WHAT YOU ARE ASKED TO DO:
Retype every line from the one containing "Transcribe the text in this document." through the last line of the records below, both included; leave out the pictures.

STORED DATA:
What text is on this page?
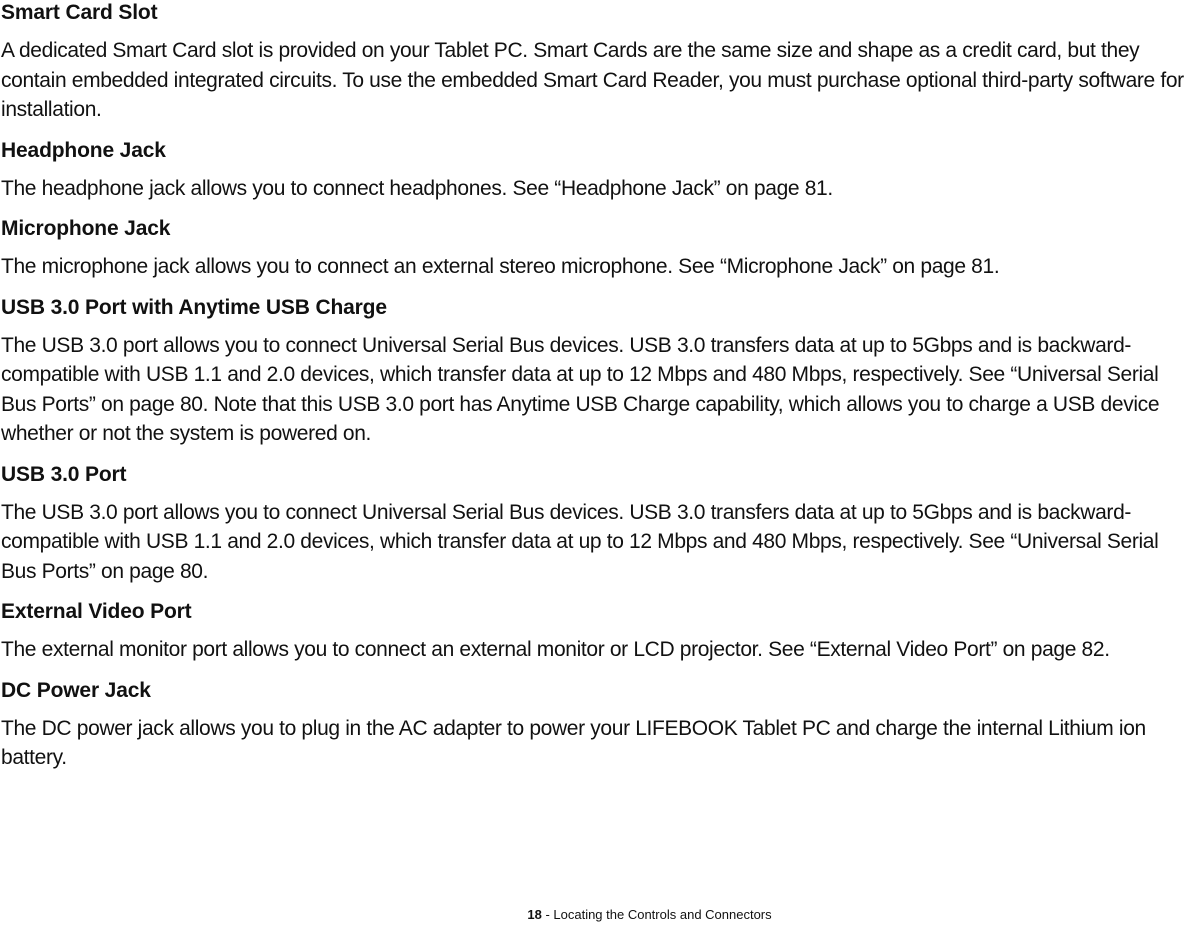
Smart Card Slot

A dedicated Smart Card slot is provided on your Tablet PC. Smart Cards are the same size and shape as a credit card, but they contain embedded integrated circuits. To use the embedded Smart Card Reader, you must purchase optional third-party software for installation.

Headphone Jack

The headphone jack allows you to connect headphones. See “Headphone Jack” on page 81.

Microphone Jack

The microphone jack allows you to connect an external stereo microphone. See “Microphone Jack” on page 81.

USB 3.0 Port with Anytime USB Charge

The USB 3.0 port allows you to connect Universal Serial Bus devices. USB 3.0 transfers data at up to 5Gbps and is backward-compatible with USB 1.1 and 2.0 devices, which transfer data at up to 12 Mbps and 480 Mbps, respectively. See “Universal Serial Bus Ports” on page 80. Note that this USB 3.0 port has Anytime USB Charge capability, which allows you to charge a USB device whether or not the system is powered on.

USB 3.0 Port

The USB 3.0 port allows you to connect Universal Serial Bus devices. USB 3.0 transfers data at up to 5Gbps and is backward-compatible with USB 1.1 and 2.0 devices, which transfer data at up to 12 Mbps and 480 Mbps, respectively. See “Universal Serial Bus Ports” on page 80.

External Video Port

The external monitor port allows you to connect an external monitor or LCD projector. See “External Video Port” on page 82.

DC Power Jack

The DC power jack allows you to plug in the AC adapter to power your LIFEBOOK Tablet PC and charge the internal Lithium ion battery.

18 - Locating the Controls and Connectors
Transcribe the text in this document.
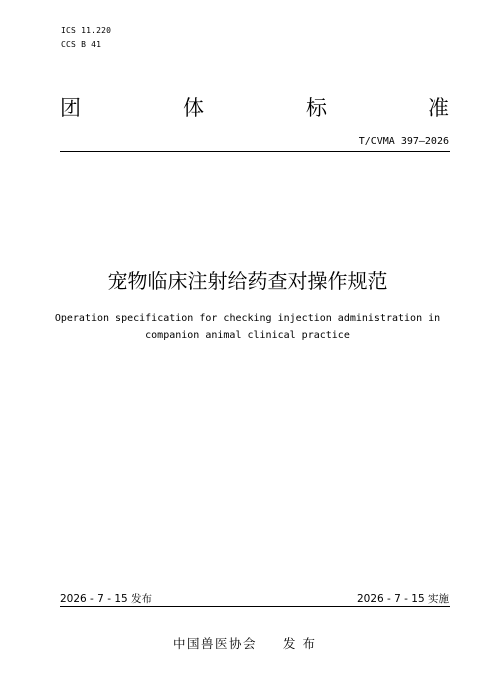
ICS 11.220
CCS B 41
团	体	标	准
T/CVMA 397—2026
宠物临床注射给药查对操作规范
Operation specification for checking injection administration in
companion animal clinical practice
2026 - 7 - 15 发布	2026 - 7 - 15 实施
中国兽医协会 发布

THE SOLUTION:
Transcribe the text in this document.
ICS 11.220
CCS B 41
团	体	标	准
T/CVMA 397—2026
宠物临床注射给药查对操作规范
Operation specification for checking injection administration in
companion animal clinical practice
2026 - 7 - 15 发布	2026 - 7 - 15 实施
中国兽医协会 发布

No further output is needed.